■ Requirement ■
Work through the data below line by line and say how many lines hold "وقال"; give only the number.

■ Stored records ■
----------------

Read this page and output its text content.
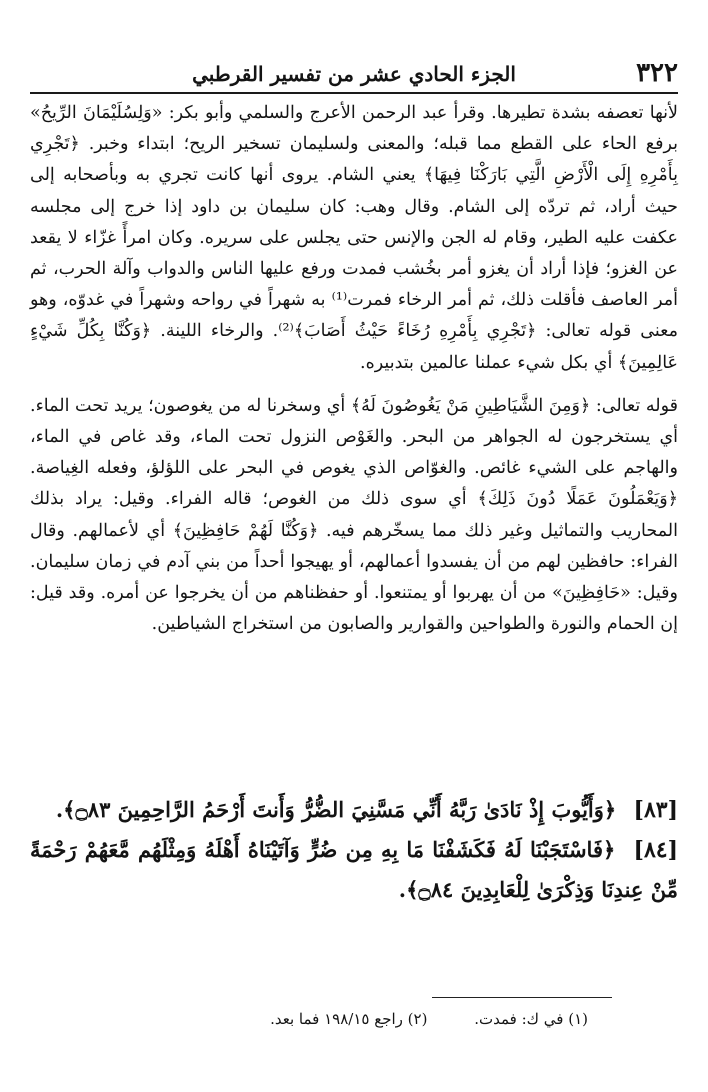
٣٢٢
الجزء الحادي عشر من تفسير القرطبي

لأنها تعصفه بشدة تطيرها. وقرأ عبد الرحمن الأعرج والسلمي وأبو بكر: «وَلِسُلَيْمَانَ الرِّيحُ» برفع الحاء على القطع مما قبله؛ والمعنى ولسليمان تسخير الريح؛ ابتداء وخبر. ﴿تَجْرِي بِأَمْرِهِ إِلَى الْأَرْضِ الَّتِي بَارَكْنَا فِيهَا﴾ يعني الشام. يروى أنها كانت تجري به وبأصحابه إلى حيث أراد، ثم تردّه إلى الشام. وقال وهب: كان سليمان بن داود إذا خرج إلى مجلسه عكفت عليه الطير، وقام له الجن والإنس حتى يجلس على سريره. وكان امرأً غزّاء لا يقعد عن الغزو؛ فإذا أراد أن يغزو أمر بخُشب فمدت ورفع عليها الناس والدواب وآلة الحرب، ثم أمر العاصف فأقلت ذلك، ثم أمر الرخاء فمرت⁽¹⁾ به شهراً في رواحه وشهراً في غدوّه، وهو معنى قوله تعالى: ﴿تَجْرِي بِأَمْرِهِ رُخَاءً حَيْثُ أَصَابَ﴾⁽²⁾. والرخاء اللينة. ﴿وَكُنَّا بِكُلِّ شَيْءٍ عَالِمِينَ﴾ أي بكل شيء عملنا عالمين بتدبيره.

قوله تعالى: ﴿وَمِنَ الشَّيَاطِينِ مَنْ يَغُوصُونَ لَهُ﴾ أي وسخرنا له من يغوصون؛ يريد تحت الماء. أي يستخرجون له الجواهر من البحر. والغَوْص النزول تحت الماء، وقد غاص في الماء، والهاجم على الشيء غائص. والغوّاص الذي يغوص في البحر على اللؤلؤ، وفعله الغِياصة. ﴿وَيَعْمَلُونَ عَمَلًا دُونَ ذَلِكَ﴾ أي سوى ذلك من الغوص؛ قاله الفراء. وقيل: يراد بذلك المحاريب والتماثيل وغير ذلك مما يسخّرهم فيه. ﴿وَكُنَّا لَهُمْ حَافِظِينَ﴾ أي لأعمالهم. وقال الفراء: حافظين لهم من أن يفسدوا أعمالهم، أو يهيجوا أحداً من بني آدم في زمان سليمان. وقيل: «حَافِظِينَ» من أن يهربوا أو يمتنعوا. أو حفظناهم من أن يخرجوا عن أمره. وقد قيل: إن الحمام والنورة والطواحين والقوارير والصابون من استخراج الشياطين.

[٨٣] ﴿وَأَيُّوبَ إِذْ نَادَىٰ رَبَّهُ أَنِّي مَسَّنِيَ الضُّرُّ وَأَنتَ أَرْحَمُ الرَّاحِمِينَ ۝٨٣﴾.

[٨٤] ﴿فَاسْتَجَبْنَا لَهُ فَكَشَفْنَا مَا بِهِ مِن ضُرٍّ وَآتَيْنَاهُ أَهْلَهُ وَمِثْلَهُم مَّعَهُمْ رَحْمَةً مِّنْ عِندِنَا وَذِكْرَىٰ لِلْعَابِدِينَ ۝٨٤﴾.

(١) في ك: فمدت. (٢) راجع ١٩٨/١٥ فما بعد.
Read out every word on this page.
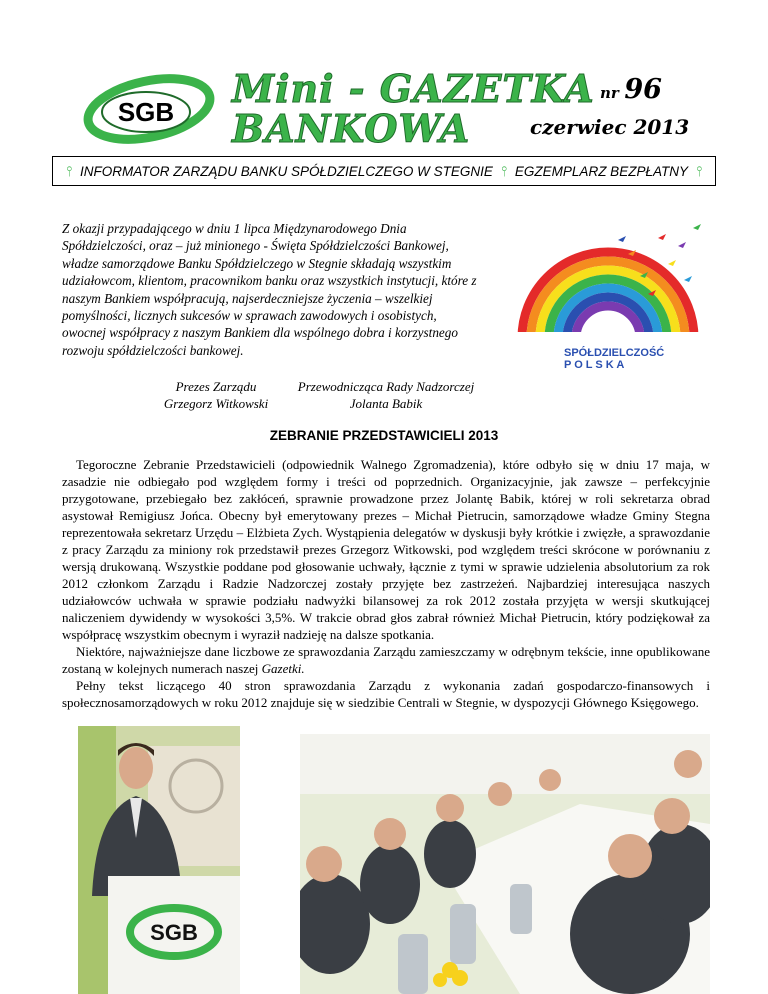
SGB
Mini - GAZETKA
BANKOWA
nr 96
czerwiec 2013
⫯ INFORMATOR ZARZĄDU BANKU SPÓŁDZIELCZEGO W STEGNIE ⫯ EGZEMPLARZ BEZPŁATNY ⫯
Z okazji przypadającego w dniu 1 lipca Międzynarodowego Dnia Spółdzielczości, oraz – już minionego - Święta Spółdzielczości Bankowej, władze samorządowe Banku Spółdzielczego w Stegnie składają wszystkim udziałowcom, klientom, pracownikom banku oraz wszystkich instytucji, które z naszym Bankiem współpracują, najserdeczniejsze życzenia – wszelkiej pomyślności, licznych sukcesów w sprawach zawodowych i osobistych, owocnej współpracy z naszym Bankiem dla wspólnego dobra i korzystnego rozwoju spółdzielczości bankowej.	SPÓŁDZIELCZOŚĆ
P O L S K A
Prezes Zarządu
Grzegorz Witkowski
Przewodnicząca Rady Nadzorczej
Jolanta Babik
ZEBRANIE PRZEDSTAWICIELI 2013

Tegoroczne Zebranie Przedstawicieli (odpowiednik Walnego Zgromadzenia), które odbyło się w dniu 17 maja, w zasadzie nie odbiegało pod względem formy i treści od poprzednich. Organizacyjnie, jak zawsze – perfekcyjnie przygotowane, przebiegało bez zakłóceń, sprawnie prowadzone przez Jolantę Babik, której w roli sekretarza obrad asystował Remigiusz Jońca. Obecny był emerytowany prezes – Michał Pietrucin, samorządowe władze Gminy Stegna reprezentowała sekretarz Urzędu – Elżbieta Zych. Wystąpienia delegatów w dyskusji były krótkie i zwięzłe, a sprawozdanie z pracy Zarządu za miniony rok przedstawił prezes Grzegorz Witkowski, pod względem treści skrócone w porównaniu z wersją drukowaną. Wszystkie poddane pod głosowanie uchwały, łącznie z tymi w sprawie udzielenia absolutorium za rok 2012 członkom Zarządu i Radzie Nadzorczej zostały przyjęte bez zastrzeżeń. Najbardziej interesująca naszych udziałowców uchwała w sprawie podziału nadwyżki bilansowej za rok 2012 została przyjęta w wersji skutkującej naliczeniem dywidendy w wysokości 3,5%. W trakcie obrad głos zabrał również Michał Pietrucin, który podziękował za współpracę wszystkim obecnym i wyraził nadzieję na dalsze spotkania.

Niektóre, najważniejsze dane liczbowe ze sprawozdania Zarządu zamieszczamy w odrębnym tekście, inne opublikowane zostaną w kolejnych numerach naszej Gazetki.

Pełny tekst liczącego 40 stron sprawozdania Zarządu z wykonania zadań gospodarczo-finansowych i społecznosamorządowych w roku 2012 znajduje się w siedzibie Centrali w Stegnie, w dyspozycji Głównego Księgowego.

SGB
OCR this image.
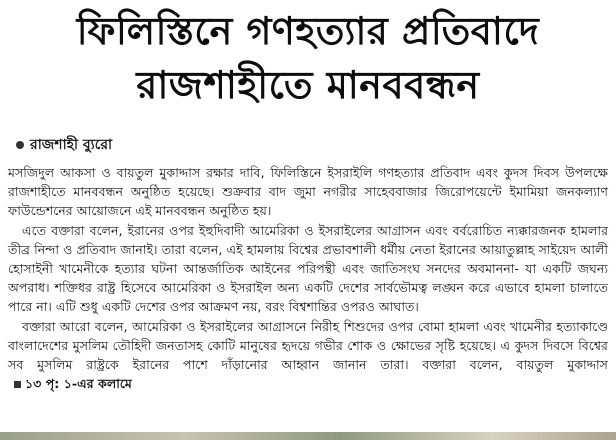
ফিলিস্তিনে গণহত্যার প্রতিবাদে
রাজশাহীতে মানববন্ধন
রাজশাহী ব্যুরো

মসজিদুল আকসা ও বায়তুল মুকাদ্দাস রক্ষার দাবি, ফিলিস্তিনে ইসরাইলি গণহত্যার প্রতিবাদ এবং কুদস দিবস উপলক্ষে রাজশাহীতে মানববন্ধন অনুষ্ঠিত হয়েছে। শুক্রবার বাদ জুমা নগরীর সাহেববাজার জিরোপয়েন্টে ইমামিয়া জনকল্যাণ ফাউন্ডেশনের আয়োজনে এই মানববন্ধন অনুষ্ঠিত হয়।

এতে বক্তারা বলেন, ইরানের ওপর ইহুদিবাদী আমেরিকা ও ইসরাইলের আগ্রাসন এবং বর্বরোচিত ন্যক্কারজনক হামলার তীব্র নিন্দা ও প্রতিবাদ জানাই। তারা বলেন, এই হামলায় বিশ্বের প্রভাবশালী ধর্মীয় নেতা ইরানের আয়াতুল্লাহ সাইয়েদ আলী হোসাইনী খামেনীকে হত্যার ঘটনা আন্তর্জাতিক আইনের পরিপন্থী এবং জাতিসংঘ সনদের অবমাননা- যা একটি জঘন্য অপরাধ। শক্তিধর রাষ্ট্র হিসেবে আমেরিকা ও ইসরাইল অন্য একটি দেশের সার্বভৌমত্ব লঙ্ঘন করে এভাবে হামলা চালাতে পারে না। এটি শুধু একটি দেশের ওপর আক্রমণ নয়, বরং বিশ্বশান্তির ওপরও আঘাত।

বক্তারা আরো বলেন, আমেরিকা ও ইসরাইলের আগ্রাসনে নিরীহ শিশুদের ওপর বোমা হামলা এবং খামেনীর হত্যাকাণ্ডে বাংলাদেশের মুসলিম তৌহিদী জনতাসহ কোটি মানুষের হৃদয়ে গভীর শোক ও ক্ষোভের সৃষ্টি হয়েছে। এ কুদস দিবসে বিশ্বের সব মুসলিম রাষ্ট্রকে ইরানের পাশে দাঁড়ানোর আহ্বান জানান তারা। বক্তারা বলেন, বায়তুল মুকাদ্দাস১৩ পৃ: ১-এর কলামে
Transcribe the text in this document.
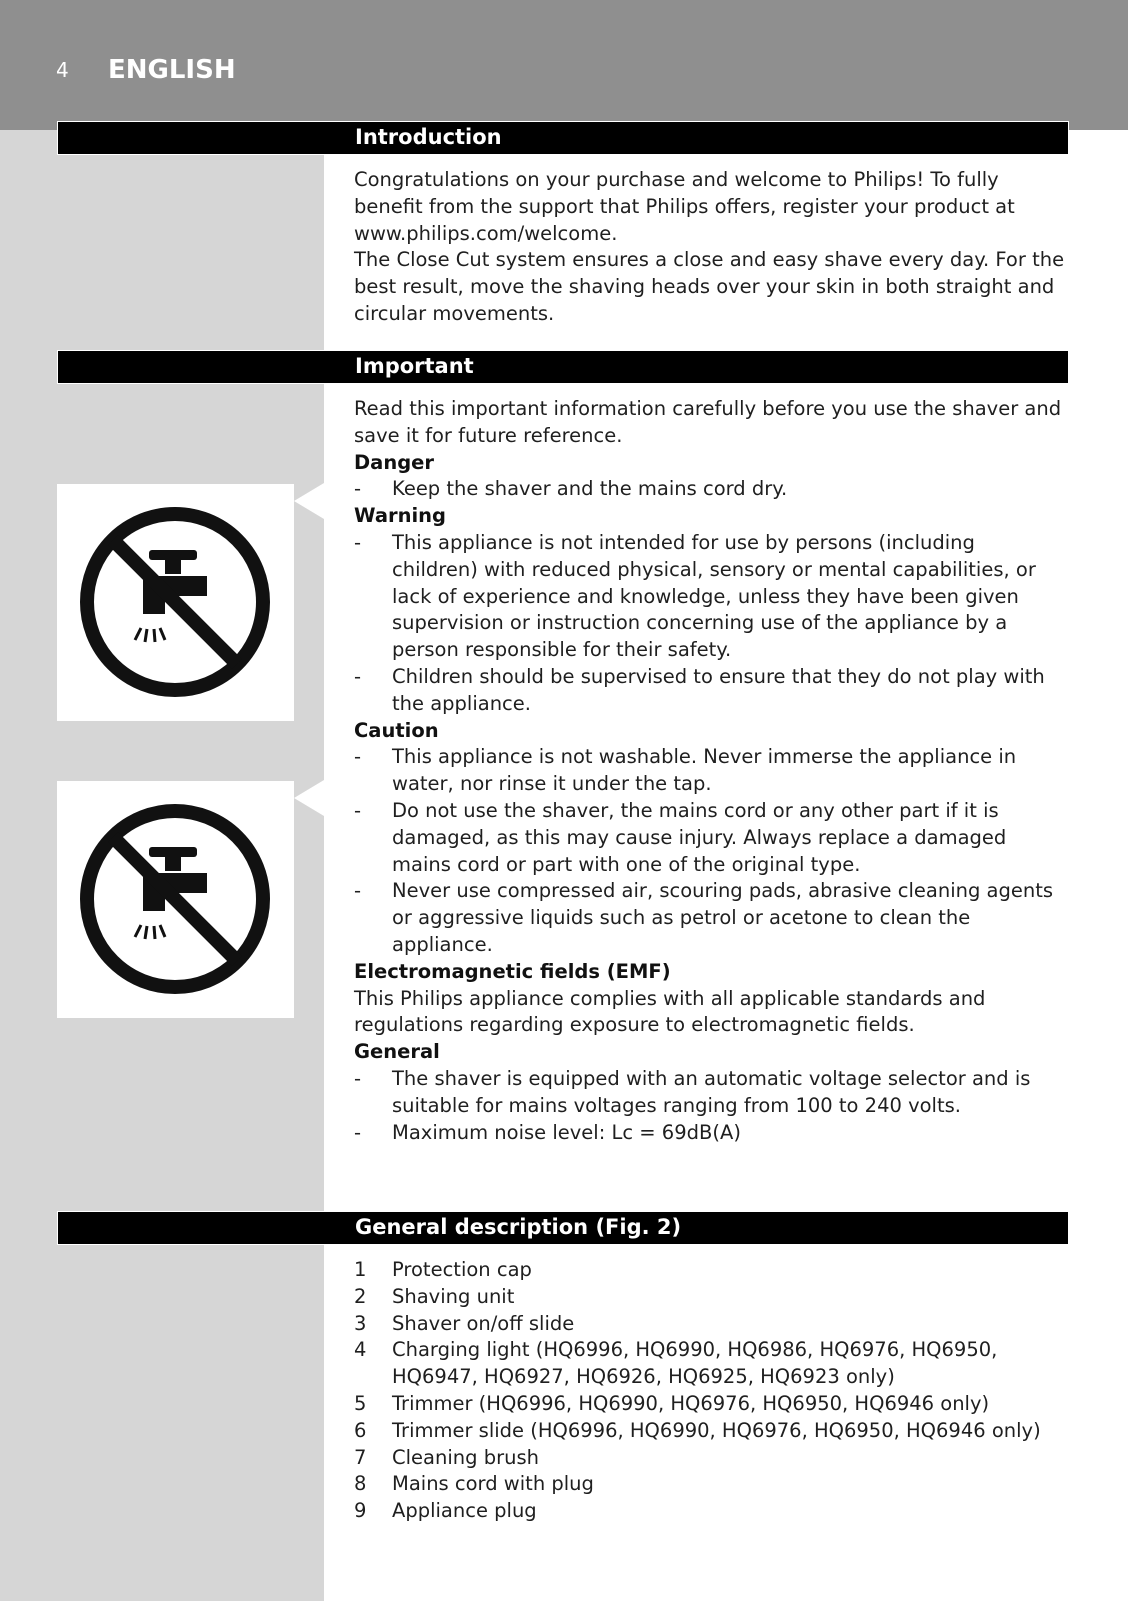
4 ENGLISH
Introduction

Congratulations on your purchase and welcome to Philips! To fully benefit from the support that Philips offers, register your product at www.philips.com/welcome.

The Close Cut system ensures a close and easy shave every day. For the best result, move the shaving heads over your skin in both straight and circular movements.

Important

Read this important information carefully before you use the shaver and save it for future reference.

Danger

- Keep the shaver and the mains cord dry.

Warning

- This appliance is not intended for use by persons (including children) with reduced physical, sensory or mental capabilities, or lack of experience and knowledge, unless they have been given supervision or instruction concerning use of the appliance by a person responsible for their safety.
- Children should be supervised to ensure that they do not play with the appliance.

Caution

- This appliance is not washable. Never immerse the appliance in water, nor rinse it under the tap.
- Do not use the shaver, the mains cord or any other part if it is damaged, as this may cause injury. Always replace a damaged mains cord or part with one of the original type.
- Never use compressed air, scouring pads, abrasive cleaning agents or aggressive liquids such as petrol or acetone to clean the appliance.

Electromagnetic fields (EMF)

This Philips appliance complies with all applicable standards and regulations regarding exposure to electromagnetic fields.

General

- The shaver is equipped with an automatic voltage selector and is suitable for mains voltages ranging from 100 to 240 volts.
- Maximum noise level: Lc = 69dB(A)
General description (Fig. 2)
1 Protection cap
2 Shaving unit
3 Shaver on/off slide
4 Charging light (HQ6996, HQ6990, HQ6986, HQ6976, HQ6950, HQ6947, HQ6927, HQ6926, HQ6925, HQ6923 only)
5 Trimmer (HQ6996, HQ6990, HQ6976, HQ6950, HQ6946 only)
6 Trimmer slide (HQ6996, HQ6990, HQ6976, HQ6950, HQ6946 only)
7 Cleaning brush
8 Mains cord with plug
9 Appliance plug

----------------

■ Result of the task ■
2